┌──

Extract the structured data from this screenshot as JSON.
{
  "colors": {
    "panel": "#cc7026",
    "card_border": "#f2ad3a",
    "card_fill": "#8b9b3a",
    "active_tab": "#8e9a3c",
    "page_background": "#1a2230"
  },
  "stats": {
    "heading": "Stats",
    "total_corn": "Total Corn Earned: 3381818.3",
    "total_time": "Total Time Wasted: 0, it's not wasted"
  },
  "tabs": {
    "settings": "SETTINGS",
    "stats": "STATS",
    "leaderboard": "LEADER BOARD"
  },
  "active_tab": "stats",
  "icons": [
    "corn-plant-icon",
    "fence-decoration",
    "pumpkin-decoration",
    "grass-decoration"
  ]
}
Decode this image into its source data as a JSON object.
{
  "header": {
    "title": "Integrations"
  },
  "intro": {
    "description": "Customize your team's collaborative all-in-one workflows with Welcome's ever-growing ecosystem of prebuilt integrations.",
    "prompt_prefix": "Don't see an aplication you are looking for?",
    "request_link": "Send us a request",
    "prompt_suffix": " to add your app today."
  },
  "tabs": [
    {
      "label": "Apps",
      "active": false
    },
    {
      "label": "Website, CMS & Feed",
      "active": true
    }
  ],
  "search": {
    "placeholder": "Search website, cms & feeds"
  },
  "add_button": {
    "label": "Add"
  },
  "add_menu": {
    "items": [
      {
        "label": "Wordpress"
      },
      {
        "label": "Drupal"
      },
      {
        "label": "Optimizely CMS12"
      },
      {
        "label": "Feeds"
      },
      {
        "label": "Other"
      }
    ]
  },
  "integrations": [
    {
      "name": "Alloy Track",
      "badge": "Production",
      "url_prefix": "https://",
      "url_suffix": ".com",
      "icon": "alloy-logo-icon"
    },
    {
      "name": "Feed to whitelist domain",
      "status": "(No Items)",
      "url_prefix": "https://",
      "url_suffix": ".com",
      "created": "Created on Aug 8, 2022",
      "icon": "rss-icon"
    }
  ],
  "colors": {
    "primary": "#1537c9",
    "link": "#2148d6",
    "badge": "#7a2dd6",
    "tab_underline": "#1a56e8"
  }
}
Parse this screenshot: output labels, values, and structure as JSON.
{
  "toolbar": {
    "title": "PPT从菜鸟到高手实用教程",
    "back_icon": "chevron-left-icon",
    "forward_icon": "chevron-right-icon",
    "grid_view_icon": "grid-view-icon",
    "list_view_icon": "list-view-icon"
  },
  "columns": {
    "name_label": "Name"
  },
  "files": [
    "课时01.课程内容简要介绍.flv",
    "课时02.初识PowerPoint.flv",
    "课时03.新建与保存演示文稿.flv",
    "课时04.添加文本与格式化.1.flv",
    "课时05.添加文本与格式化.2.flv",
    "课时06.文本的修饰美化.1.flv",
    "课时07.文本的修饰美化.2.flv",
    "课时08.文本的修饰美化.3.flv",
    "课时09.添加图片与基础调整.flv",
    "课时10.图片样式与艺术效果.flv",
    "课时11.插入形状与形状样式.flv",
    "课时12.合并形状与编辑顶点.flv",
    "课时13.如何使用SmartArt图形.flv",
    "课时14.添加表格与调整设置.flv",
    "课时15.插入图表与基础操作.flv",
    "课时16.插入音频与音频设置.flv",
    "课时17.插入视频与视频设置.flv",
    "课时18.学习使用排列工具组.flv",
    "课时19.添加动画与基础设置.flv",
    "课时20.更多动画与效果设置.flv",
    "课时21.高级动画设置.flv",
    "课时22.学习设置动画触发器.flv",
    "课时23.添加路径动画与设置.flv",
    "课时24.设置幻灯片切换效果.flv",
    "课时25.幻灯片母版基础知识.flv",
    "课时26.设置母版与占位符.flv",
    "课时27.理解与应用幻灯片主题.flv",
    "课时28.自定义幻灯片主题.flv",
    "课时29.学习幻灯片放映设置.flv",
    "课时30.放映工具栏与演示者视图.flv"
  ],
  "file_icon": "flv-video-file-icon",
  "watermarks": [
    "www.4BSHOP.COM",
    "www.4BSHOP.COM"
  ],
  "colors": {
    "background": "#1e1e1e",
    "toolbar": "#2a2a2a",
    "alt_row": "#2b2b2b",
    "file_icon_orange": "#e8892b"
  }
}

└──

Whenever "view" turns up in a line, pick that line out.

## The answer:
    "grid_view_icon": "grid-view-icon",
    "list_view_icon": "list-view-icon"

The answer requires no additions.